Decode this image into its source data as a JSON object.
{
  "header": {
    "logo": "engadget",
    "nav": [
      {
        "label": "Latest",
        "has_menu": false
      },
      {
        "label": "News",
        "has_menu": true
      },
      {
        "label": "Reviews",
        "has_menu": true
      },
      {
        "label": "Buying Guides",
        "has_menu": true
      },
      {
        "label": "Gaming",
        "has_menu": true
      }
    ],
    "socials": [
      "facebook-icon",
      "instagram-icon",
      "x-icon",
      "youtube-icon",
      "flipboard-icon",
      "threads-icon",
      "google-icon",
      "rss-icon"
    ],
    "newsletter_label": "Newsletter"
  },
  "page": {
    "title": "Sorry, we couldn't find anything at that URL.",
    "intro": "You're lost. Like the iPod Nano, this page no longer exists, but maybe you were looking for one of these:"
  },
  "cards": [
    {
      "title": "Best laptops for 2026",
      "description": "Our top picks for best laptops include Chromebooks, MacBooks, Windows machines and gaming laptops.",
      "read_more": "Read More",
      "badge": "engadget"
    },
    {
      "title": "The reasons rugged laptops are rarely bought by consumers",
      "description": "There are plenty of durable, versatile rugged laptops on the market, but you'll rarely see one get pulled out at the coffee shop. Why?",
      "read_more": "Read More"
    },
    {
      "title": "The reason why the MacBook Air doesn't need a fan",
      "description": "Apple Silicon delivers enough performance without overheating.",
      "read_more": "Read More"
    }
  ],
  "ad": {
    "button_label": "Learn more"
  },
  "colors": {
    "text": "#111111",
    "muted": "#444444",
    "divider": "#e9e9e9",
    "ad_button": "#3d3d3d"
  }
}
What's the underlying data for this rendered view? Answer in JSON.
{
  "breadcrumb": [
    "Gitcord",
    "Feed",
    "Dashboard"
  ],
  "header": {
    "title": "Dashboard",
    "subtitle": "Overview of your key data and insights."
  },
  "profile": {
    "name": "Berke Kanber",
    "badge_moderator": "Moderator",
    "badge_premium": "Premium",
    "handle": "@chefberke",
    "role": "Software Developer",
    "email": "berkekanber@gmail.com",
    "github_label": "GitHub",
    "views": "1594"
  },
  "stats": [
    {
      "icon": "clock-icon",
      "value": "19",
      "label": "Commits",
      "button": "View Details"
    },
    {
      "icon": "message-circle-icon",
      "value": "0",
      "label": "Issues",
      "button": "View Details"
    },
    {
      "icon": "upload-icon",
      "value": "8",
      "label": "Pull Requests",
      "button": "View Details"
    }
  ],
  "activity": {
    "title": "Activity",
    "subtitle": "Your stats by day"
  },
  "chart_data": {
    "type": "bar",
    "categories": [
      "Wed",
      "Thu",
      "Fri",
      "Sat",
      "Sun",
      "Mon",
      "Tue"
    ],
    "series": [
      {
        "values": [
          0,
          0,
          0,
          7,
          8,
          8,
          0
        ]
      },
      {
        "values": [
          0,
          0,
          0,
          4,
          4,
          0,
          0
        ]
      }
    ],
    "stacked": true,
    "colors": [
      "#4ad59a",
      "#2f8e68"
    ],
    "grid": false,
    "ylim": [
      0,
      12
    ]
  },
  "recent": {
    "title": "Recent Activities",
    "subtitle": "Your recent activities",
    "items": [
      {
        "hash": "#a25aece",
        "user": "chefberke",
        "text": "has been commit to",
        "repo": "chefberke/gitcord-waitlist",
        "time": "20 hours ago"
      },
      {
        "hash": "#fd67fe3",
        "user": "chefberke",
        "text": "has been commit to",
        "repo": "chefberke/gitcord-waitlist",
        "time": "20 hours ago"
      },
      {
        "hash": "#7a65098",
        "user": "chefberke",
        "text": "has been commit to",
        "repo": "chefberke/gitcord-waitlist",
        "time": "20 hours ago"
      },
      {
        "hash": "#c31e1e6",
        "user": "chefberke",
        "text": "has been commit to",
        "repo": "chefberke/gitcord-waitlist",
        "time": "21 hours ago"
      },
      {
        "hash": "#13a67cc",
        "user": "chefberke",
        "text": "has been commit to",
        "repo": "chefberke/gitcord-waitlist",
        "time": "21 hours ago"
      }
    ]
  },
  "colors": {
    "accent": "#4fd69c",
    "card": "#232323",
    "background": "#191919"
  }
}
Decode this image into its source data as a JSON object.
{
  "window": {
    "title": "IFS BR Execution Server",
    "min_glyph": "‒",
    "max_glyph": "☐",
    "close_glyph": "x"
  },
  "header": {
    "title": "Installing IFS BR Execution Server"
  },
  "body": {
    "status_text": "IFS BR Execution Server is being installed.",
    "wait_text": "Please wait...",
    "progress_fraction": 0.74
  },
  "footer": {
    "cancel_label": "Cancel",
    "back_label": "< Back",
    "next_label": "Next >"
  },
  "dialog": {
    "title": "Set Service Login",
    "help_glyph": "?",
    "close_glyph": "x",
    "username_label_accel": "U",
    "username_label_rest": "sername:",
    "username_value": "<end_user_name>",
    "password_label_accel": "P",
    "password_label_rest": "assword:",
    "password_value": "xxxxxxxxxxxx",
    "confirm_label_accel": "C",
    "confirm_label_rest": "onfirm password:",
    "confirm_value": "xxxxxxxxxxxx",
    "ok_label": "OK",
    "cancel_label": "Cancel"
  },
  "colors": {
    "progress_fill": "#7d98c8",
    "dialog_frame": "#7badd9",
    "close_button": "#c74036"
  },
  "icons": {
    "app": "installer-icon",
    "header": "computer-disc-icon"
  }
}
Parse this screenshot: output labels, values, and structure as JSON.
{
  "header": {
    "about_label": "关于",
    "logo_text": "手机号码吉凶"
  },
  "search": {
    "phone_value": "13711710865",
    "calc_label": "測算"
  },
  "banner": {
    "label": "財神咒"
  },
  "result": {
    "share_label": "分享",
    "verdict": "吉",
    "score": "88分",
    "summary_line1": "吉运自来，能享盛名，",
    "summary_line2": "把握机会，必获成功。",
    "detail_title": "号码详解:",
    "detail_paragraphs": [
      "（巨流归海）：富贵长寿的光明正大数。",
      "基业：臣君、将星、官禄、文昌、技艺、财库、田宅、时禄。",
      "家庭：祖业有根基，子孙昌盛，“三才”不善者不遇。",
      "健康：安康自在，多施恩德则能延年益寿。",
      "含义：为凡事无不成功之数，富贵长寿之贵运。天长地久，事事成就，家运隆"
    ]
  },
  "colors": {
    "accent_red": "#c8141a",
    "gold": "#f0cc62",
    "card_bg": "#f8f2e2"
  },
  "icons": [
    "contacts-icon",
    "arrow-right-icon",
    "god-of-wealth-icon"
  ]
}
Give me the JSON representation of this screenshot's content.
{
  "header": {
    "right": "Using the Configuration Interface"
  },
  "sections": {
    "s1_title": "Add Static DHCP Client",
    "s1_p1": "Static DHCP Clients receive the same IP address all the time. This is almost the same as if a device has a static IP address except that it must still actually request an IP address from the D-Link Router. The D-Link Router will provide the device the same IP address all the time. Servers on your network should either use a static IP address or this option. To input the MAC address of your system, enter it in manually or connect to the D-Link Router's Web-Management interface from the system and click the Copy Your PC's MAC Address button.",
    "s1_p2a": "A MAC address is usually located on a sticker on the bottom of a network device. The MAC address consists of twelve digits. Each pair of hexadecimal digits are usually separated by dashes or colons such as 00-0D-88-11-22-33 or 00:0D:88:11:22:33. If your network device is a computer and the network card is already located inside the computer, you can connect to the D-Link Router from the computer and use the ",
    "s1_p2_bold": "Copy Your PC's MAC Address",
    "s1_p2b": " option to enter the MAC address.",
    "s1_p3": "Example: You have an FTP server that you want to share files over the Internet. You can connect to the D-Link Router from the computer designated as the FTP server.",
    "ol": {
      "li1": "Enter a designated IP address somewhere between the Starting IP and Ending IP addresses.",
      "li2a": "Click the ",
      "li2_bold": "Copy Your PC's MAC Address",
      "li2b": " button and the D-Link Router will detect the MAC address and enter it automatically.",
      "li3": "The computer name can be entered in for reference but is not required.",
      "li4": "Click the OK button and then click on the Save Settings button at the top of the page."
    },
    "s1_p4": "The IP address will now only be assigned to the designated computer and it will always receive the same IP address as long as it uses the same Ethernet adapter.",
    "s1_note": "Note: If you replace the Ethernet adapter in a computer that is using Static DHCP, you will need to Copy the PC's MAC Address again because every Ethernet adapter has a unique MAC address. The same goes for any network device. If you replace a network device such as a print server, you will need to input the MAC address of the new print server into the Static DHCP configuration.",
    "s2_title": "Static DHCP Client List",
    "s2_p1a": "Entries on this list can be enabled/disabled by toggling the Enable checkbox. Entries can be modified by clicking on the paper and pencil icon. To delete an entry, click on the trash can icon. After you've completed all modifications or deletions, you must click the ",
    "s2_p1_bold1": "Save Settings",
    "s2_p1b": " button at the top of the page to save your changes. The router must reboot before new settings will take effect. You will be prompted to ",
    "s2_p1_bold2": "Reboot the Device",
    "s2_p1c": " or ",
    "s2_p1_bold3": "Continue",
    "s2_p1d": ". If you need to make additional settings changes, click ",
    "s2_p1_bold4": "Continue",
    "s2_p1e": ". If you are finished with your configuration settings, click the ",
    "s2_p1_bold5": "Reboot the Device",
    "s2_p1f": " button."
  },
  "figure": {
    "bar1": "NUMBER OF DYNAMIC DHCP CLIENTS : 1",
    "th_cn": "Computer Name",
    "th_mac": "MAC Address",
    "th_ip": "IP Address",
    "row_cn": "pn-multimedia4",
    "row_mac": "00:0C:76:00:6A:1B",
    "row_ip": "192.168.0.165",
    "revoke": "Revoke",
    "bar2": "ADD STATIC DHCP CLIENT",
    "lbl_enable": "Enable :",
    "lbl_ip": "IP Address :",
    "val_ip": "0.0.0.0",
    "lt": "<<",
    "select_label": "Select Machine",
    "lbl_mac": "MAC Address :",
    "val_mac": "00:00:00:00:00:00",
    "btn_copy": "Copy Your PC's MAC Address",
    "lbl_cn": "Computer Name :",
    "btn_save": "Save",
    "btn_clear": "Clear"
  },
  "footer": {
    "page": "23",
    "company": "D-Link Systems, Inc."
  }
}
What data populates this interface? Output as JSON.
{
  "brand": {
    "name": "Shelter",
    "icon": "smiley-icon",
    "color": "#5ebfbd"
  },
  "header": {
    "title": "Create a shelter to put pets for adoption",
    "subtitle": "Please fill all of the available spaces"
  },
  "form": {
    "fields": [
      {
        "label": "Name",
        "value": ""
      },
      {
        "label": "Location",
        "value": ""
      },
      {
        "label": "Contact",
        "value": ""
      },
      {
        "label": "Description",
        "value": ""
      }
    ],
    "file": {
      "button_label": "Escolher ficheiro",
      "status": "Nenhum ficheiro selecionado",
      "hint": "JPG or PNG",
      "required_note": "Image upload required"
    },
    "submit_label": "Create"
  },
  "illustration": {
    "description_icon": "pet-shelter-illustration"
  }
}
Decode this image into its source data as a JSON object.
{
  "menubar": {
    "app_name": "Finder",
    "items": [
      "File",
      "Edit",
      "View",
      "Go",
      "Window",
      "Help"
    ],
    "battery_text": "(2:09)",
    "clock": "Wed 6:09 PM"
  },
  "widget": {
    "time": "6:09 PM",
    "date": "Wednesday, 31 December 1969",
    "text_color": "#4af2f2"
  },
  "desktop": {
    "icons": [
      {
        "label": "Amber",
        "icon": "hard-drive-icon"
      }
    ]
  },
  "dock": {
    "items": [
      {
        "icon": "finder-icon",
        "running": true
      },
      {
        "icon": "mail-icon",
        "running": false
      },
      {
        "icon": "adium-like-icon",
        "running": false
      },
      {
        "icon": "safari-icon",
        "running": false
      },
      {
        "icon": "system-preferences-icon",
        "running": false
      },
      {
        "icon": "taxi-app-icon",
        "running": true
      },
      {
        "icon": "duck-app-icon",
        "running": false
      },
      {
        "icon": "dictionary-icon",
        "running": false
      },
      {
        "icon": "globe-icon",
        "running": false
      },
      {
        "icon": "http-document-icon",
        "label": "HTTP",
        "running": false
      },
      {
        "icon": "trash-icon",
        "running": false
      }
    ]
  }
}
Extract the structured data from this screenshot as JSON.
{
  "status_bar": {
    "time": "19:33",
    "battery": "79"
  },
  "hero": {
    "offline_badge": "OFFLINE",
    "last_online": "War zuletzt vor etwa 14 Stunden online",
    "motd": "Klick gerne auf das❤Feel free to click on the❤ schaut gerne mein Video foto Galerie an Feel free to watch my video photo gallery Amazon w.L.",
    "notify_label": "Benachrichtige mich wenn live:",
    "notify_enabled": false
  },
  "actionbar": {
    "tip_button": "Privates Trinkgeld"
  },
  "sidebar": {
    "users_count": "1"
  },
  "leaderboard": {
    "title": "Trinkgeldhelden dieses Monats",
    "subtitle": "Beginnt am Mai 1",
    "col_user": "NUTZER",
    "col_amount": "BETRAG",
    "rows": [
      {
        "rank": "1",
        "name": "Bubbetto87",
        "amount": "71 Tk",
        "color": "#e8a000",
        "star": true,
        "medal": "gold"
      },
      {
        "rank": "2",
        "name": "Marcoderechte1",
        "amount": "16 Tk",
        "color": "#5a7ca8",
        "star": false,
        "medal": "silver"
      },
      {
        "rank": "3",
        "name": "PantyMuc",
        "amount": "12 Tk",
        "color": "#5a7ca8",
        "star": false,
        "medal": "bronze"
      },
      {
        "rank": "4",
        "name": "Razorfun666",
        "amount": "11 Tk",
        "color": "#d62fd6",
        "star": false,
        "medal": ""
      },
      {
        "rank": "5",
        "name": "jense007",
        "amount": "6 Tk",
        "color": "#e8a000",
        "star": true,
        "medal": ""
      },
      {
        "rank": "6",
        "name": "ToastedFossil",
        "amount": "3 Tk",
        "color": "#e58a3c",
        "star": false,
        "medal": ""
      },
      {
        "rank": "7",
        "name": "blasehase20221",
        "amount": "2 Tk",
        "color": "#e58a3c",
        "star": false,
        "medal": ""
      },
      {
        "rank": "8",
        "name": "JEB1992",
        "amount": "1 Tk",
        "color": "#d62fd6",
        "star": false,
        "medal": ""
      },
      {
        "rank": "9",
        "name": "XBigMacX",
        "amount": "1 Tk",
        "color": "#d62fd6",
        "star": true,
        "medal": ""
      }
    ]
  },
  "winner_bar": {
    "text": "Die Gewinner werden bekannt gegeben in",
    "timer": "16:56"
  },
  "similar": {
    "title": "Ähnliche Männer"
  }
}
--*--
* **Directions for this task**
Extract from the material all lines containing the string "Continue".

* **Right answer**
    "s2_p1_bold3": "Continue",
    "s2_p1_bold4": "Continue",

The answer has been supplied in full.